» AIM OF THE EXERCISE
Scan the material and copy every line in which "CANCEL" appears.

-- START PROVIDED RECORDS --

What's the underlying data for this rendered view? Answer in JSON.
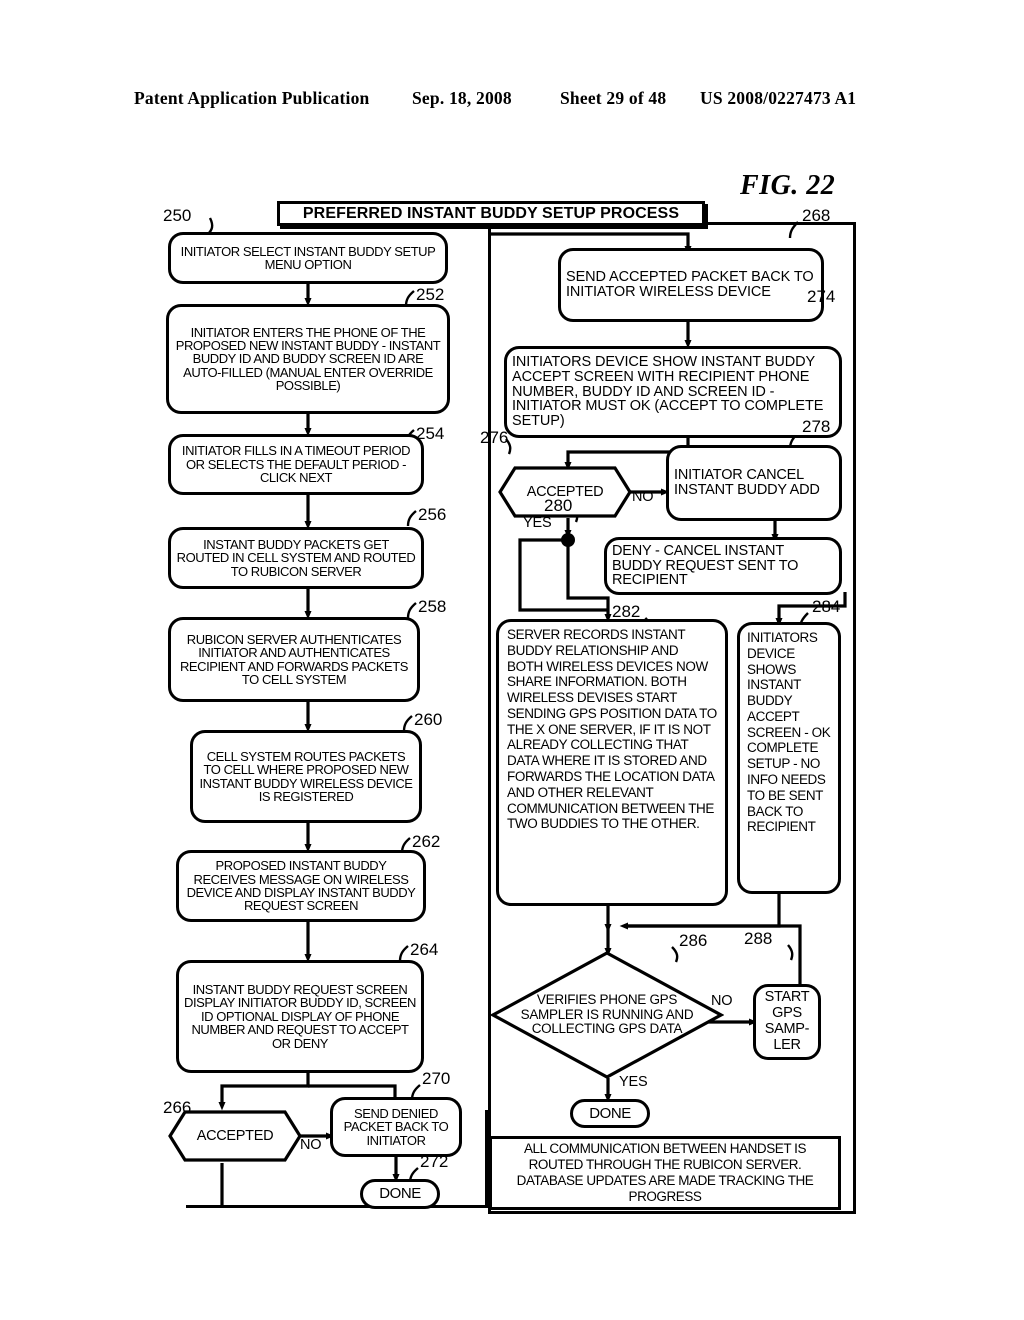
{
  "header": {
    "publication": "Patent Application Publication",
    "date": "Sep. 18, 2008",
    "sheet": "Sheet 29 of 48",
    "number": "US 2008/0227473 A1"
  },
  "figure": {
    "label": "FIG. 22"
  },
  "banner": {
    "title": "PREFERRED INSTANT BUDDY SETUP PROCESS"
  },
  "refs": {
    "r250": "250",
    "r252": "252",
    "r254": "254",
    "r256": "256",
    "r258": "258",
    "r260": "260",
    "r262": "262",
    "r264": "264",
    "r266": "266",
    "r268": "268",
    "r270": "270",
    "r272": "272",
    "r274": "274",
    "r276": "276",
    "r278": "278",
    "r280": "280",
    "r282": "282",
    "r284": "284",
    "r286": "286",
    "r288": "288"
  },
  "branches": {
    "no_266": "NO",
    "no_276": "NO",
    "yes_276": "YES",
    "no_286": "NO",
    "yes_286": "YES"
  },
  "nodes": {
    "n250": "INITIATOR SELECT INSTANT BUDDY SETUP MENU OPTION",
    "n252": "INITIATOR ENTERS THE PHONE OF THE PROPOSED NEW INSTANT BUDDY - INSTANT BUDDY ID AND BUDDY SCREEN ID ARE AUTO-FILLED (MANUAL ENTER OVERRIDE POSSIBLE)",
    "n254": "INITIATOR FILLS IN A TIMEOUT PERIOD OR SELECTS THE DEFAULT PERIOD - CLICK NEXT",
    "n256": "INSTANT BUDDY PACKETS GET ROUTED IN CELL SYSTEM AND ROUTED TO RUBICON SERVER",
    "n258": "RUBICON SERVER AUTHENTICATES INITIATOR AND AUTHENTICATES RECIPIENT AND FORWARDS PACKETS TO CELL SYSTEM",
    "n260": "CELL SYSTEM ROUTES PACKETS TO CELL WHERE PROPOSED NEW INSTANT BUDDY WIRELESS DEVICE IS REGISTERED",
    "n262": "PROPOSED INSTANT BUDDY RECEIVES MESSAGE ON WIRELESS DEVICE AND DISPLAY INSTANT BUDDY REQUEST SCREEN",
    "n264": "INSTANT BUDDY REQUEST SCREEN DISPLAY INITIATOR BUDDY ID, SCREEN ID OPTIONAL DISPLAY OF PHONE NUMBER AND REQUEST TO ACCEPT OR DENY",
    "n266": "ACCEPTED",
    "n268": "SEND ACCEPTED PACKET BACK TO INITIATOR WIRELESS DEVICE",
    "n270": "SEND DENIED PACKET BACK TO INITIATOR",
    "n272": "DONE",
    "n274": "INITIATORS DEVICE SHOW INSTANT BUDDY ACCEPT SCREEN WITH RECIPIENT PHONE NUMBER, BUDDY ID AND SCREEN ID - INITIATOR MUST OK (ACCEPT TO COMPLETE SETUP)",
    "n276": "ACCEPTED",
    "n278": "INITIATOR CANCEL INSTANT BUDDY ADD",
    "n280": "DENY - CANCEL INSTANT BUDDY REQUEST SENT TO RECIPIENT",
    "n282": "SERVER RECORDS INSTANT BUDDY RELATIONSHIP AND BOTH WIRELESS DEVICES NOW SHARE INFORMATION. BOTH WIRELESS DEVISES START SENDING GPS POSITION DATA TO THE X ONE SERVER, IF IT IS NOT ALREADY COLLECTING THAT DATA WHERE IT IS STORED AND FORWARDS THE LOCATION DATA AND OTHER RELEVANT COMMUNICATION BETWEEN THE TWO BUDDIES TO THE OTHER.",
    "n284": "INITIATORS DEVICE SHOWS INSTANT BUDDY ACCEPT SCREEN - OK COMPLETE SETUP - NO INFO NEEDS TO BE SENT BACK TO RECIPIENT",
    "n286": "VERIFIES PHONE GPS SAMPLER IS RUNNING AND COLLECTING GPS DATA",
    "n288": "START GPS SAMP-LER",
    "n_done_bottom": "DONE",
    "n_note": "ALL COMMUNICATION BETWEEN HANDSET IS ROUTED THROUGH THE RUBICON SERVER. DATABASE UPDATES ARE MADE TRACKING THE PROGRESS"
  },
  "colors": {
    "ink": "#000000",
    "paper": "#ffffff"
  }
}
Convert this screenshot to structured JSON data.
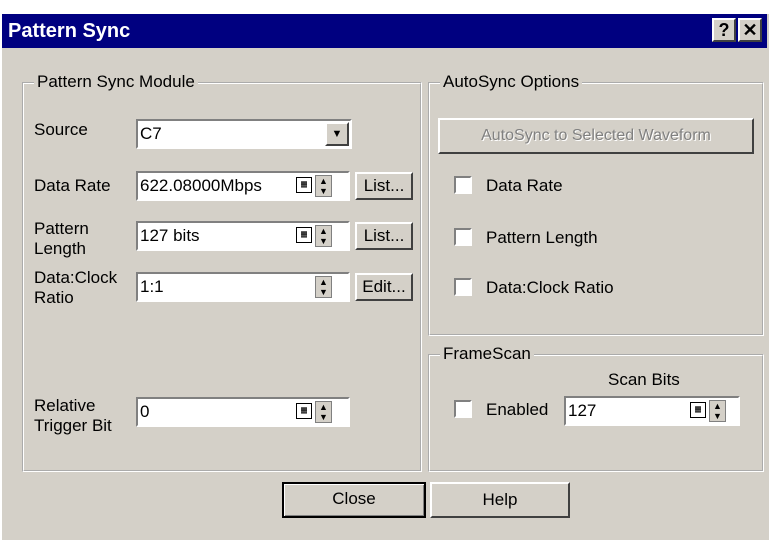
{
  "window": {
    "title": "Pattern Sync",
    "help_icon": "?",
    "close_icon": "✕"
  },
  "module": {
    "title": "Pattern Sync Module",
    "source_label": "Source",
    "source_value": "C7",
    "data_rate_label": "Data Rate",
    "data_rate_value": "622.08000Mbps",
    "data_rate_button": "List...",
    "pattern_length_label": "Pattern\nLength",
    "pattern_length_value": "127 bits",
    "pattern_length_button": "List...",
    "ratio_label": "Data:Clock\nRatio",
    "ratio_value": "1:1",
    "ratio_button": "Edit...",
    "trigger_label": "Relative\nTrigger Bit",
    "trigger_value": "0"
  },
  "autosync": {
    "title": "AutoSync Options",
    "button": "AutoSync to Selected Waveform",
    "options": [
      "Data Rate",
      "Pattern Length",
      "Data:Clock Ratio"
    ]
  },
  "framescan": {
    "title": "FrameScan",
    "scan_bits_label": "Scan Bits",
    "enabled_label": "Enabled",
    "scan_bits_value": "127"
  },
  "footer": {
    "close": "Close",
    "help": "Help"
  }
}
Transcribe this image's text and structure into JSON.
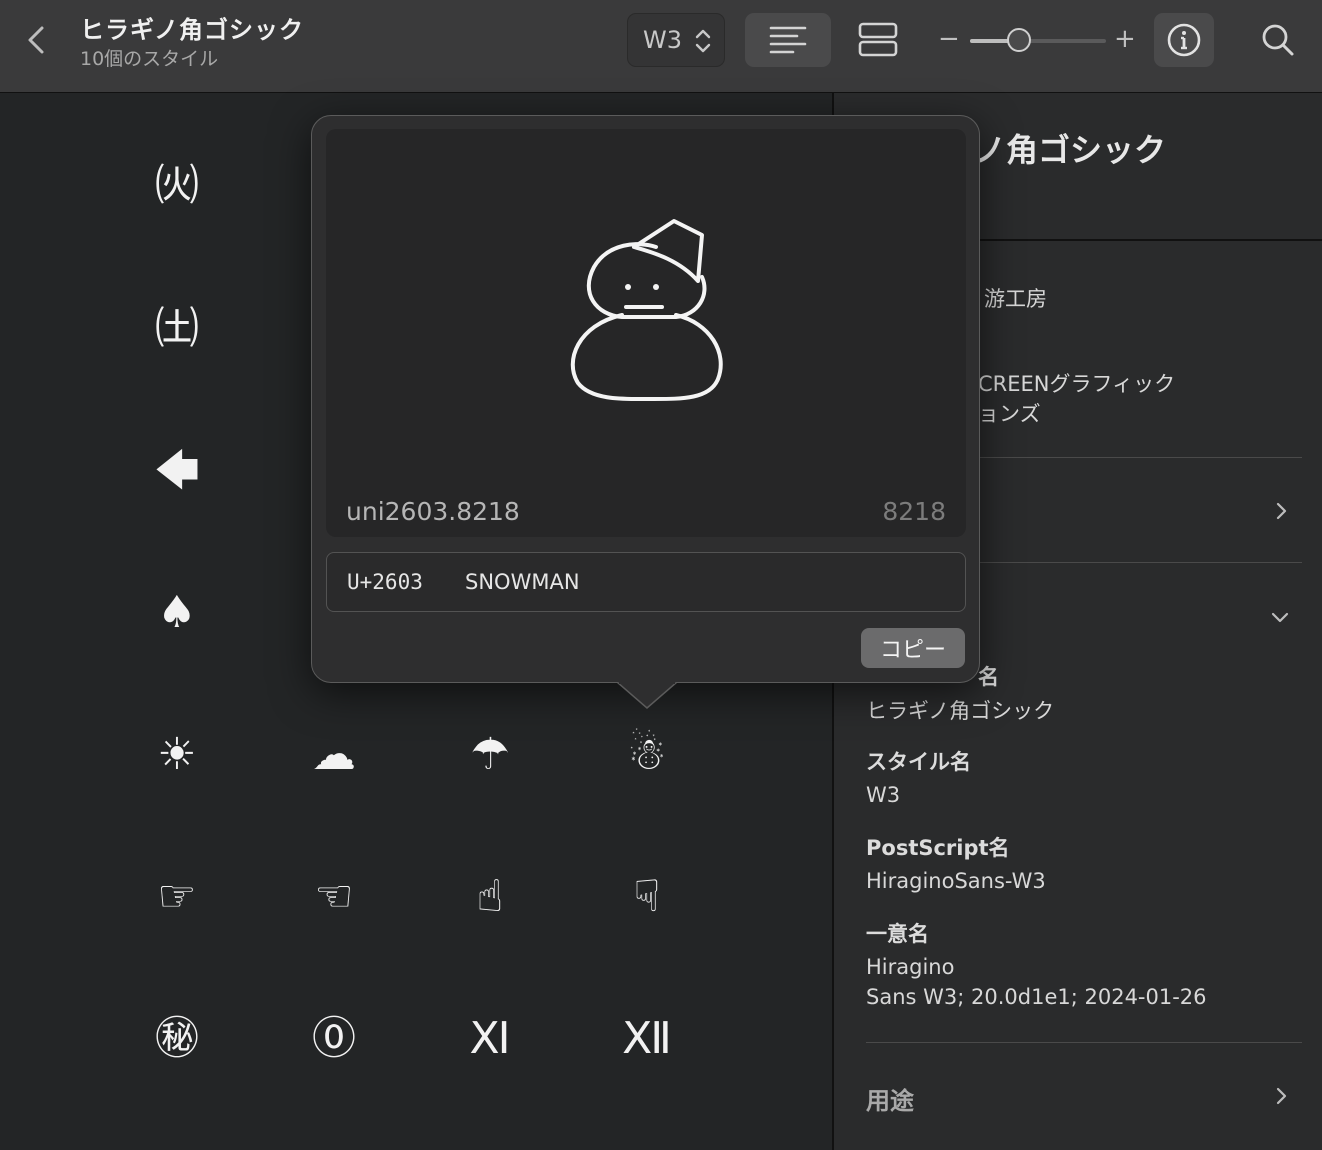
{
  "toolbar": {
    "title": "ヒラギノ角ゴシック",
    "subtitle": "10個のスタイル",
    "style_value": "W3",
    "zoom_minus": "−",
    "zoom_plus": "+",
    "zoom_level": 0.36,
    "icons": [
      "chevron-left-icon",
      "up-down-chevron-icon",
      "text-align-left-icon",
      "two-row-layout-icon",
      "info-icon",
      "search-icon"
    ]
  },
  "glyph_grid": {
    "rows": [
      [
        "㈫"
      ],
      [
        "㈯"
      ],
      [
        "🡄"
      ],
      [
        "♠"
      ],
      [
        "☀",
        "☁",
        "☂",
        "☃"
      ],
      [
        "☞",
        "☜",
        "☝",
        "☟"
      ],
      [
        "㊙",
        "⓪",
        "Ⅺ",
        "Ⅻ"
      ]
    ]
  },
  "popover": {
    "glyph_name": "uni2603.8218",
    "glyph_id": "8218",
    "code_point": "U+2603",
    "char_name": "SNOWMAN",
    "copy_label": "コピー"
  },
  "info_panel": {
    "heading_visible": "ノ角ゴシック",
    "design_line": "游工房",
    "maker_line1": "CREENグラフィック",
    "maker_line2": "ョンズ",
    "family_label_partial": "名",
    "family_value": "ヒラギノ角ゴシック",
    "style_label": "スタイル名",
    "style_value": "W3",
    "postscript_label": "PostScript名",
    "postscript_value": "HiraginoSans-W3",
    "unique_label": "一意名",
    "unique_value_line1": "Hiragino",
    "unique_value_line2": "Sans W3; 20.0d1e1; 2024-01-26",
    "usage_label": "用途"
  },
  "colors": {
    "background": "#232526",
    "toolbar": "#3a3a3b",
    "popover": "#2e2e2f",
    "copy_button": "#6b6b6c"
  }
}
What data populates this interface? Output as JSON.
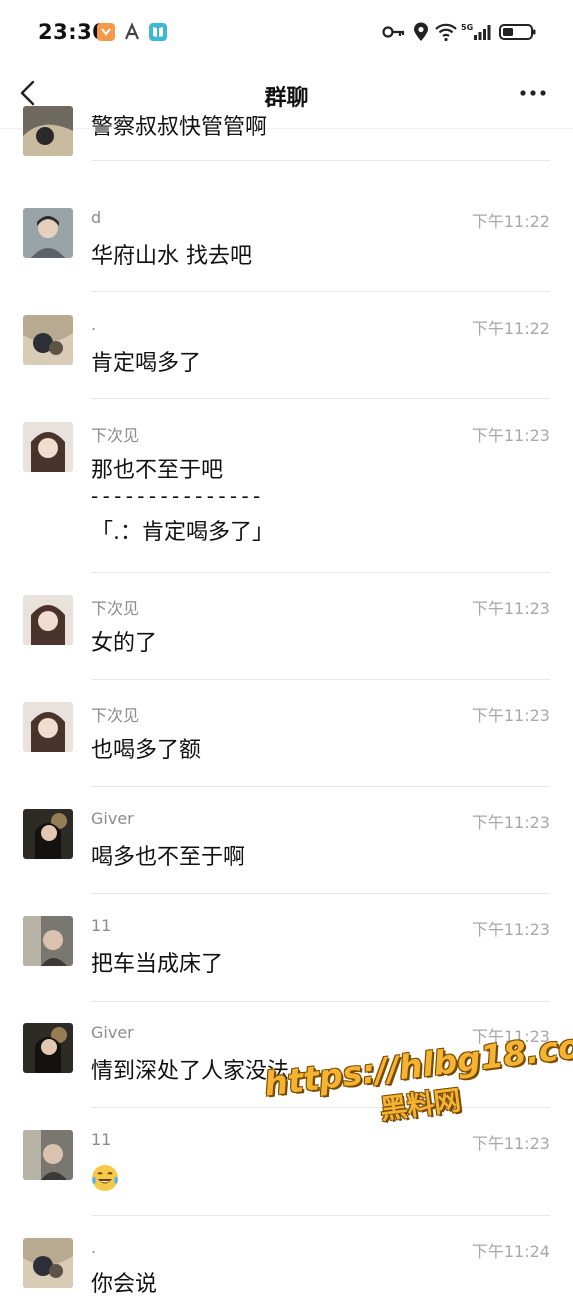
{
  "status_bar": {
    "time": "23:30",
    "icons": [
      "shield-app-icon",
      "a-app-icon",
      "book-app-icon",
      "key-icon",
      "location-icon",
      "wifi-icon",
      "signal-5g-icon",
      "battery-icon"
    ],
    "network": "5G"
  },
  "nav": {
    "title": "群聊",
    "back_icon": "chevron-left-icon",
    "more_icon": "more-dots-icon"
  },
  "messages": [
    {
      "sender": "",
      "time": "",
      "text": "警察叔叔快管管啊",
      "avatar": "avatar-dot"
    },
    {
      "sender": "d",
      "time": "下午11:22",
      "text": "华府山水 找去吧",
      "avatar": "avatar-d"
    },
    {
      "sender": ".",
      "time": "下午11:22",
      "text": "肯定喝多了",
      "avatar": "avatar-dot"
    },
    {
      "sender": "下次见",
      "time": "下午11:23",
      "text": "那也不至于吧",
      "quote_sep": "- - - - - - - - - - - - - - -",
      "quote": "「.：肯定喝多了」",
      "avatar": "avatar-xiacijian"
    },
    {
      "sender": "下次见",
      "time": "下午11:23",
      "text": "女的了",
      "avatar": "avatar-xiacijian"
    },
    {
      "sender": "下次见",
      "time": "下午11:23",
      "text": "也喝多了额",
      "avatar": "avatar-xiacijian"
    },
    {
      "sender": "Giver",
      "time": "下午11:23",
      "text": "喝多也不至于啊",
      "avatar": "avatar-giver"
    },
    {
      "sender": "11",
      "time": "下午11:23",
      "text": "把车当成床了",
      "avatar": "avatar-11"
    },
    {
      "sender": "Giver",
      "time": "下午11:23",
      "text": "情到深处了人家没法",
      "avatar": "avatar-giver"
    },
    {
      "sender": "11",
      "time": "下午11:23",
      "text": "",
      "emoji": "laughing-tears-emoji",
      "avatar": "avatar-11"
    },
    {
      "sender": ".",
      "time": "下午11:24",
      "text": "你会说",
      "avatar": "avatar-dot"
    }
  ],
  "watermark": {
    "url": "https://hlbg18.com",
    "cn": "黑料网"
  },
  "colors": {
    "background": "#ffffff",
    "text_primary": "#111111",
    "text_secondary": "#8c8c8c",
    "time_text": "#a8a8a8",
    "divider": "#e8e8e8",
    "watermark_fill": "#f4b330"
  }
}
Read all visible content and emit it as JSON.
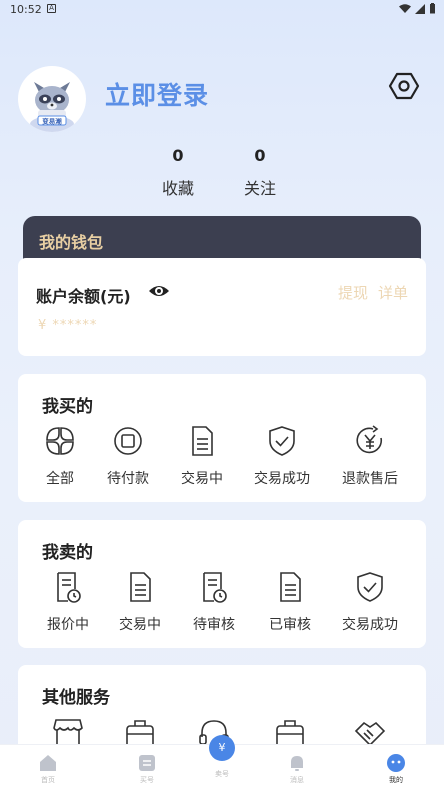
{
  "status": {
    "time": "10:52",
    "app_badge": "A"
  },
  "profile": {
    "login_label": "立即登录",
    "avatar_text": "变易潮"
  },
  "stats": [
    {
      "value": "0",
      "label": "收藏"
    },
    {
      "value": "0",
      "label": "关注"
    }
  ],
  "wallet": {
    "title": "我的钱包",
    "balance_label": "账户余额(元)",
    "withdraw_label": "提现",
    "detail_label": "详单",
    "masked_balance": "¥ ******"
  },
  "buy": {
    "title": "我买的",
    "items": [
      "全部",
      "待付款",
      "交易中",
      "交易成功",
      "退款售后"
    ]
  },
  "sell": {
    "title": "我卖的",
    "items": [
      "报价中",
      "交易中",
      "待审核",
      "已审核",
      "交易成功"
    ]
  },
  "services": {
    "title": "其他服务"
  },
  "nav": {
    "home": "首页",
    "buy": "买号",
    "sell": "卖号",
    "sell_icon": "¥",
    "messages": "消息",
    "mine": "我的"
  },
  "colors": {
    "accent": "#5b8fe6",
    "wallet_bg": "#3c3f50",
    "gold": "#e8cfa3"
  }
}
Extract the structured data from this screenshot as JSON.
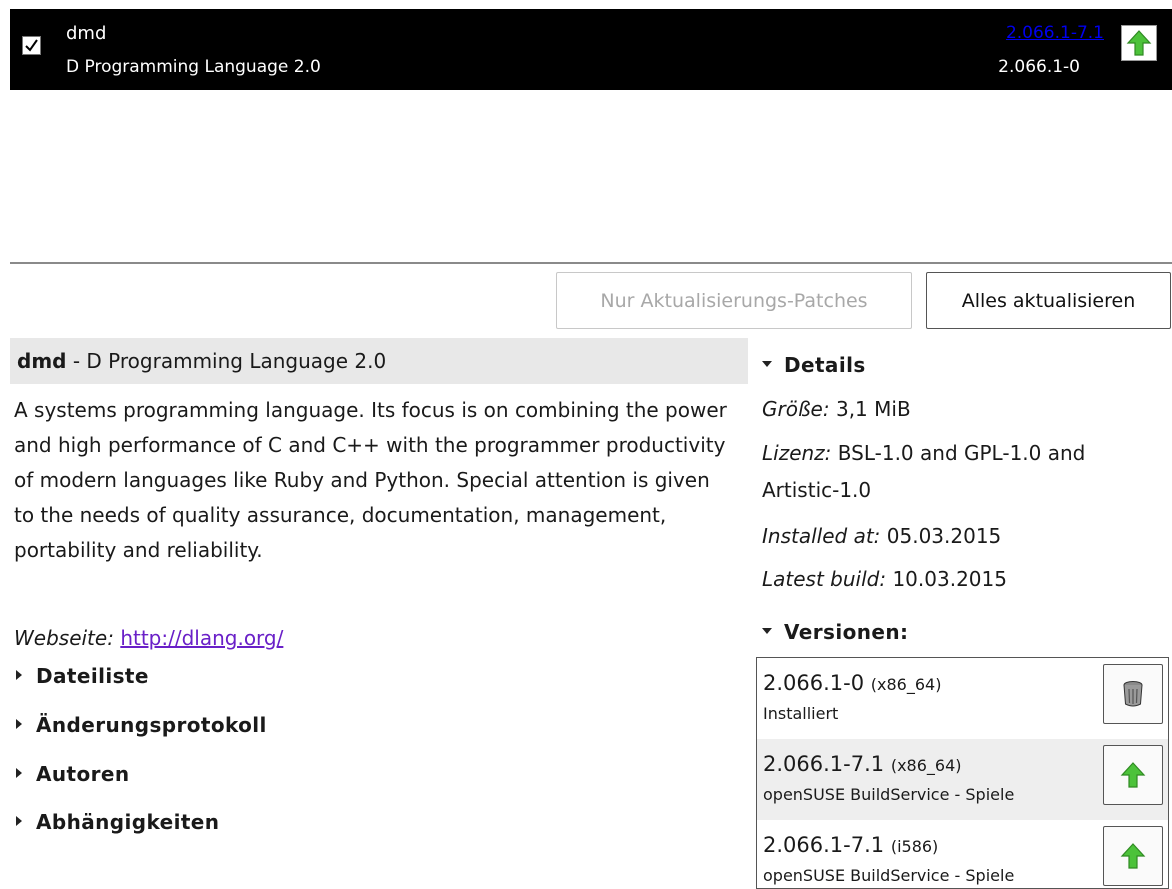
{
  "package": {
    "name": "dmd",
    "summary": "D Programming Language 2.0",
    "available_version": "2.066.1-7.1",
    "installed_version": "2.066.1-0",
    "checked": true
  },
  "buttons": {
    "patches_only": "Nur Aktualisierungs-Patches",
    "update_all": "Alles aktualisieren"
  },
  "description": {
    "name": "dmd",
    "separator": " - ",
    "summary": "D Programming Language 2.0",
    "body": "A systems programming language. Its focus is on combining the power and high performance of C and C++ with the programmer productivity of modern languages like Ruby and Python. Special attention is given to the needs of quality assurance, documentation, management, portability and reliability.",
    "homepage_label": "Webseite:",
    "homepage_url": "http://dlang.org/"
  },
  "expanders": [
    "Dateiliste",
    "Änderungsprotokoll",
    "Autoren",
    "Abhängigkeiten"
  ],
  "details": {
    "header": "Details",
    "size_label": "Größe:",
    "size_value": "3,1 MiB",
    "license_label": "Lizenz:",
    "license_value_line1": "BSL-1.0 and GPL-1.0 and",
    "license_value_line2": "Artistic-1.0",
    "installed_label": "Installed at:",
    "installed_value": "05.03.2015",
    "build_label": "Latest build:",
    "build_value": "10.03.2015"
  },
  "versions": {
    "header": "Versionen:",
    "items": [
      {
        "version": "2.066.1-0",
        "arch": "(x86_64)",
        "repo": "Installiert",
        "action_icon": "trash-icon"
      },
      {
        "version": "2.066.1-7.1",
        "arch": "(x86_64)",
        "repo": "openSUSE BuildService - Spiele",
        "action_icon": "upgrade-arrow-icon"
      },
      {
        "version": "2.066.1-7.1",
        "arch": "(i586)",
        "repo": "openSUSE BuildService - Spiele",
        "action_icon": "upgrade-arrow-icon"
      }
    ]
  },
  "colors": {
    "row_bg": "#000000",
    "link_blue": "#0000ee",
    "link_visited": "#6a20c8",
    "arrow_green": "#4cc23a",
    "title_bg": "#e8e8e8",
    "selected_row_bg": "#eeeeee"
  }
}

-- END PROVIDED RECORDS --

» RESULT OF THE TASK
    "n278": "INITIATOR CANCEL INSTANT BUDDY ADD",
    "n280": "DENY - CANCEL INSTANT BUDDY REQUEST SENT TO RECIPIENT",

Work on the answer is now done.